**OBJECTIVE:** Below are some records; return each one exactly.

**DATA TO USE:**
##############################
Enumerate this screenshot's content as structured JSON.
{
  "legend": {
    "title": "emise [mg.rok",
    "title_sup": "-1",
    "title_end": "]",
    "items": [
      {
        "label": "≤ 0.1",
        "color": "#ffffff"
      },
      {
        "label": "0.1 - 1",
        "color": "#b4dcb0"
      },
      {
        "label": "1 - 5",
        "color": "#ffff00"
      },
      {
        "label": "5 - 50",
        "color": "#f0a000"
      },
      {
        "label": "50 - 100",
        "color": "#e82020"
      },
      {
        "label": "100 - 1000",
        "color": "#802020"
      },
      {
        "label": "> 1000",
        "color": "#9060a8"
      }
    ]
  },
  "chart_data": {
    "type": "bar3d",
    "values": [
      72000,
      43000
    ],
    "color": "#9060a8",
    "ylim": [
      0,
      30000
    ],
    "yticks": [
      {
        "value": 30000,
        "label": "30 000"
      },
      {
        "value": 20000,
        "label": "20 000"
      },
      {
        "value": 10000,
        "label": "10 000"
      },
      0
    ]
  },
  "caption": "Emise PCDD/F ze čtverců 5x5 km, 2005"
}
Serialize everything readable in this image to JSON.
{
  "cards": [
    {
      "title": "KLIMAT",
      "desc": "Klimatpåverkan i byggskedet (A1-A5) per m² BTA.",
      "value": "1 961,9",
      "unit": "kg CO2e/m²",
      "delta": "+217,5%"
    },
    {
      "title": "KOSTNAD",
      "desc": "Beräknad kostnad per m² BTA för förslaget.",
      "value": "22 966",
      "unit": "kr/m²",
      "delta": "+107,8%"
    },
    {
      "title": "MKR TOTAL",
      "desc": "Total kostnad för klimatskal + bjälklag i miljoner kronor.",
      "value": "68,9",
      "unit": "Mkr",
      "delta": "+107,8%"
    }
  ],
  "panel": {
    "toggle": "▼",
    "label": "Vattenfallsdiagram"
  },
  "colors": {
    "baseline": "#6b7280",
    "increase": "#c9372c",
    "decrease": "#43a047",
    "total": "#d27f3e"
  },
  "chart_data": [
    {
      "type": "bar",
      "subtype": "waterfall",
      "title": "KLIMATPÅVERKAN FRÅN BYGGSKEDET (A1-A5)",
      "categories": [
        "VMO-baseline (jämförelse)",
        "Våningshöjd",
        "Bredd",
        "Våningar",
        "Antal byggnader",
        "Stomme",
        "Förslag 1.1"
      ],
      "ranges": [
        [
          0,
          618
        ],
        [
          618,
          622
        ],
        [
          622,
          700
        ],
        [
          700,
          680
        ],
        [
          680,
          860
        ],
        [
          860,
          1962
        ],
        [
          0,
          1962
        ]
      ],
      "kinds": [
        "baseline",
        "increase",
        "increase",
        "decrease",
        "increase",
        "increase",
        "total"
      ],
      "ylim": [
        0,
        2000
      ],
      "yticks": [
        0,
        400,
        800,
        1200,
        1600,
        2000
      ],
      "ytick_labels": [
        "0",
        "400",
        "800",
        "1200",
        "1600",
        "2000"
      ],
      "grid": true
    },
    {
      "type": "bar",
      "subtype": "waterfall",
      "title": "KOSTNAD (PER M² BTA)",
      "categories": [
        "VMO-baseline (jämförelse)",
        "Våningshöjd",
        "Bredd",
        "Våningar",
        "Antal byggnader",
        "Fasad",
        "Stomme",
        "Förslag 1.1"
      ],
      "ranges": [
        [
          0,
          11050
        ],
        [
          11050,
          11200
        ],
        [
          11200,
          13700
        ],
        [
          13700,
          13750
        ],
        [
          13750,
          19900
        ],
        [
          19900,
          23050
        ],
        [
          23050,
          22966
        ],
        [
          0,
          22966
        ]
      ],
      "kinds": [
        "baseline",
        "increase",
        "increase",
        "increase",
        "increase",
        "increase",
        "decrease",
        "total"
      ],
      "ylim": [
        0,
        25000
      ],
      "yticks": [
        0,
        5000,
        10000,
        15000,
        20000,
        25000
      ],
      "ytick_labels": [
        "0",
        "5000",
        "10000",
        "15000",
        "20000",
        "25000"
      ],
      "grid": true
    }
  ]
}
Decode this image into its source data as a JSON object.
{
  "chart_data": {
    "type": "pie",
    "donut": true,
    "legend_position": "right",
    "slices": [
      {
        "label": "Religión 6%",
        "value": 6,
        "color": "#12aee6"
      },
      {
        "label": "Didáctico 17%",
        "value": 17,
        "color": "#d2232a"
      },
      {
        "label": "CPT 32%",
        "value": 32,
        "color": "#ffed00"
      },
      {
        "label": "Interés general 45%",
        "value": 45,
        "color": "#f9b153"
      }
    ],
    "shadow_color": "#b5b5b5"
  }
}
##############################
**SOLVED PROBLEM:**
Enumerate this screenshot's content as structured JSON.
{
  "legend": {
    "title": "emise [mg.rok",
    "title_sup": "-1",
    "title_end": "]",
    "items": [
      {
        "label": "≤ 0.1",
        "color": "#ffffff"
      },
      {
        "label": "0.1 - 1",
        "color": "#b4dcb0"
      },
      {
        "label": "1 - 5",
        "color": "#ffff00"
      },
      {
        "label": "5 - 50",
        "color": "#f0a000"
      },
      {
        "label": "50 - 100",
        "color": "#e82020"
      },
      {
        "label": "100 - 1000",
        "color": "#802020"
      },
      {
        "label": "> 1000",
        "color": "#9060a8"
      }
    ]
  },
  "chart_data": {
    "type": "bar3d",
    "values": [
      72000,
      43000
    ],
    "color": "#9060a8",
    "ylim": [
      0,
      30000
    ],
    "yticks": [
      {
        "value": 30000,
        "label": "30 000"
      },
      {
        "value": 20000,
        "label": "20 000"
      },
      {
        "value": 10000,
        "label": "10 000"
      },
      0
    ]
  },
  "caption": "Emise PCDD/F ze čtverců 5x5 km, 2005"
}
Serialize everything readable in this image to JSON.
{
  "cards": [
    {
      "title": "KLIMAT",
      "desc": "Klimatpåverkan i byggskedet (A1-A5) per m² BTA.",
      "value": "1 961,9",
      "unit": "kg CO2e/m²",
      "delta": "+217,5%"
    },
    {
      "title": "KOSTNAD",
      "desc": "Beräknad kostnad per m² BTA för förslaget.",
      "value": "22 966",
      "unit": "kr/m²",
      "delta": "+107,8%"
    },
    {
      "title": "MKR TOTAL",
      "desc": "Total kostnad för klimatskal + bjälklag i miljoner kronor.",
      "value": "68,9",
      "unit": "Mkr",
      "delta": "+107,8%"
    }
  ],
  "panel": {
    "toggle": "▼",
    "label": "Vattenfallsdiagram"
  },
  "colors": {
    "baseline": "#6b7280",
    "increase": "#c9372c",
    "decrease": "#43a047",
    "total": "#d27f3e"
  },
  "chart_data": [
    {
      "type": "bar",
      "subtype": "waterfall",
      "title": "KLIMATPÅVERKAN FRÅN BYGGSKEDET (A1-A5)",
      "categories": [
        "VMO-baseline (jämförelse)",
        "Våningshöjd",
        "Bredd",
        "Våningar",
        "Antal byggnader",
        "Stomme",
        "Förslag 1.1"
      ],
      "ranges": [
        [
          0,
          618
        ],
        [
          618,
          622
        ],
        [
          622,
          700
        ],
        [
          700,
          680
        ],
        [
          680,
          860
        ],
        [
          860,
          1962
        ],
        [
          0,
          1962
        ]
      ],
      "kinds": [
        "baseline",
        "increase",
        "increase",
        "decrease",
        "increase",
        "increase",
        "total"
      ],
      "ylim": [
        0,
        2000
      ],
      "yticks": [
        0,
        400,
        800,
        1200,
        1600,
        2000
      ],
      "ytick_labels": [
        "0",
        "400",
        "800",
        "1200",
        "1600",
        "2000"
      ],
      "grid": true
    },
    {
      "type": "bar",
      "subtype": "waterfall",
      "title": "KOSTNAD (PER M² BTA)",
      "categories": [
        "VMO-baseline (jämförelse)",
        "Våningshöjd",
        "Bredd",
        "Våningar",
        "Antal byggnader",
        "Fasad",
        "Stomme",
        "Förslag 1.1"
      ],
      "ranges": [
        [
          0,
          11050
        ],
        [
          11050,
          11200
        ],
        [
          11200,
          13700
        ],
        [
          13700,
          13750
        ],
        [
          13750,
          19900
        ],
        [
          19900,
          23050
        ],
        [
          23050,
          22966
        ],
        [
          0,
          22966
        ]
      ],
      "kinds": [
        "baseline",
        "increase",
        "increase",
        "increase",
        "increase",
        "increase",
        "decrease",
        "total"
      ],
      "ylim": [
        0,
        25000
      ],
      "yticks": [
        0,
        5000,
        10000,
        15000,
        20000,
        25000
      ],
      "ytick_labels": [
        "0",
        "5000",
        "10000",
        "15000",
        "20000",
        "25000"
      ],
      "grid": true
    }
  ]
}
Decode this image into its source data as a JSON object.
{
  "chart_data": {
    "type": "pie",
    "donut": true,
    "legend_position": "right",
    "slices": [
      {
        "label": "Religión 6%",
        "value": 6,
        "color": "#12aee6"
      },
      {
        "label": "Didáctico 17%",
        "value": 17,
        "color": "#d2232a"
      },
      {
        "label": "CPT 32%",
        "value": 32,
        "color": "#ffed00"
      },
      {
        "label": "Interés general 45%",
        "value": 45,
        "color": "#f9b153"
      }
    ],
    "shadow_color": "#b5b5b5"
  }
}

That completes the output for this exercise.